## [YOUR TASK]
Copy whichever lines contain the string "object".
Begin DATA IN THIS EXERCISE
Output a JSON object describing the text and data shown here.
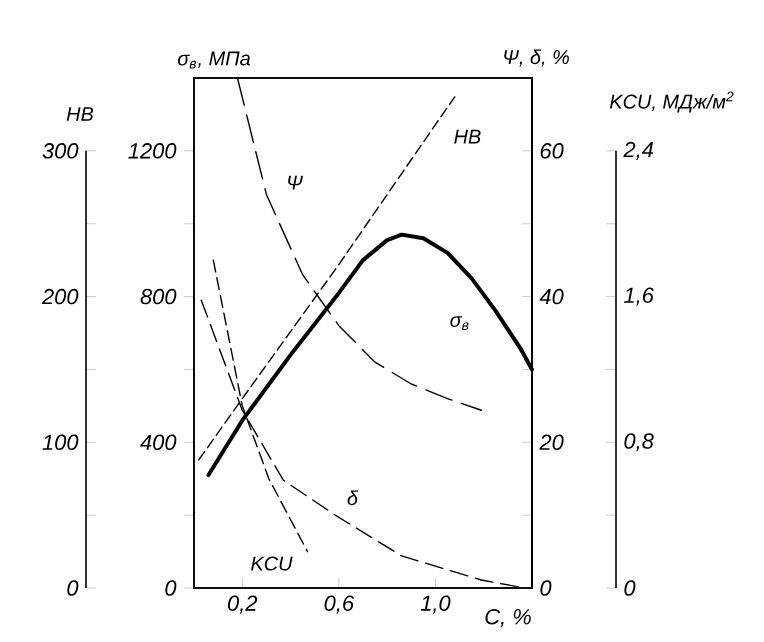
{
  "chart_data": [
    {
      "type": "line",
      "xlabel": "C, %",
      "ylabel": "σ$_{в}$, МПа",
      "y2label": "Ψ, δ, %",
      "y3label": "HB",
      "xlim": [
        0,
        1.4
      ],
      "xticks": [
        {
          "value": 0.2,
          "label": "0,2"
        },
        {
          "value": 0.6,
          "label": "0,6"
        },
        {
          "value": 1.0,
          "label": "1,0"
        }
      ],
      "ylim": [
        0,
        1400
      ],
      "yticks": [
        0,
        {
          "value": 200,
          "label": null
        },
        400,
        {
          "value": 600,
          "label": null
        },
        800,
        {
          "value": 1000,
          "label": null
        },
        1200
      ],
      "y2lim": [
        0,
        70
      ],
      "y2ticks": [
        0,
        {
          "value": 10,
          "label": null
        },
        20,
        {
          "value": 30,
          "label": null
        },
        40,
        {
          "value": 50,
          "label": null
        },
        60
      ],
      "y3lim": [
        0,
        350
      ],
      "y3ticks": [
        0,
        {
          "value": 50,
          "label": null
        },
        100,
        {
          "value": 150,
          "label": null
        },
        200,
        {
          "value": 250,
          "label": null
        },
        300
      ],
      "marker": "none",
      "series": [
        {
          "name": "σ$_{в}$",
          "color": "#000000",
          "line_style": "solid",
          "x": [
            0.06,
            0.2,
            0.4,
            0.6,
            0.7,
            0.8,
            0.86,
            0.95,
            1.05,
            1.15,
            1.25,
            1.35,
            1.4
          ],
          "values": [
            310,
            460,
            640,
            810,
            900,
            955,
            970,
            960,
            920,
            850,
            760,
            660,
            600
          ]
        },
        {
          "name": "HB",
          "color": "#000000",
          "axis": "y3",
          "line_style": "dashed",
          "x": [
            0.02,
            0.2,
            0.6,
            1.0,
            1.08
          ],
          "values": [
            88,
            130,
            222,
            318,
            337
          ]
        },
        {
          "name": "Ψ",
          "color": "#000000",
          "axis": "y2",
          "line_style": "dashed",
          "x": [
            0.18,
            0.3,
            0.45,
            0.6,
            0.75,
            0.9,
            1.05,
            1.19
          ],
          "values": [
            70,
            54,
            43,
            36,
            31,
            28,
            26,
            24.4
          ]
        },
        {
          "name": "δ",
          "color": "#000000",
          "axis": "y2",
          "line_style": "dashed",
          "x": [
            0.03,
            0.2,
            0.37,
            0.59,
            0.86,
            1.19,
            1.37
          ],
          "values": [
            39.5,
            24.4,
            14.8,
            9.9,
            4.4,
            1.1,
            0
          ]
        }
      ]
    },
    {
      "type": "line",
      "ylabel": "KCU, МДж/м$^{2}$",
      "xlim": [
        0,
        1.4
      ],
      "ylim": [
        0,
        2.8
      ],
      "yticks": [
        0,
        {
          "value": 0.4,
          "label": null
        },
        {
          "value": 0.8,
          "label": "0,8"
        },
        {
          "value": 1.2,
          "label": null
        },
        {
          "value": 1.6,
          "label": "1,6"
        },
        {
          "value": 2.0,
          "label": null
        },
        {
          "value": 2.4,
          "label": "2,4"
        }
      ],
      "tick_labels": "y",
      "marker": "none",
      "series": [
        {
          "name": "KCU",
          "color": "#000000",
          "line_style": "dashed",
          "x": [
            0.08,
            0.2,
            0.31,
            0.47
          ],
          "values": [
            1.8,
            1.0,
            0.6,
            0.2
          ]
        }
      ]
    }
  ]
}
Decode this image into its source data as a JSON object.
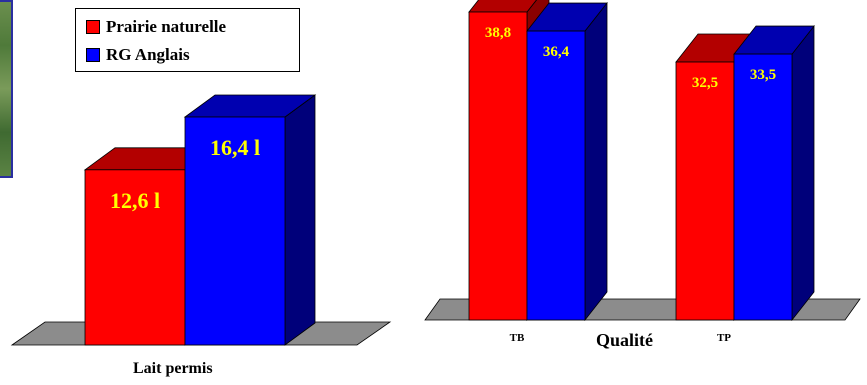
End DATA IN THIS EXERCISE
## [SOLUTION]
Output a JSON object describing the text and data shown here.
Decode this image into its source data as a JSON object.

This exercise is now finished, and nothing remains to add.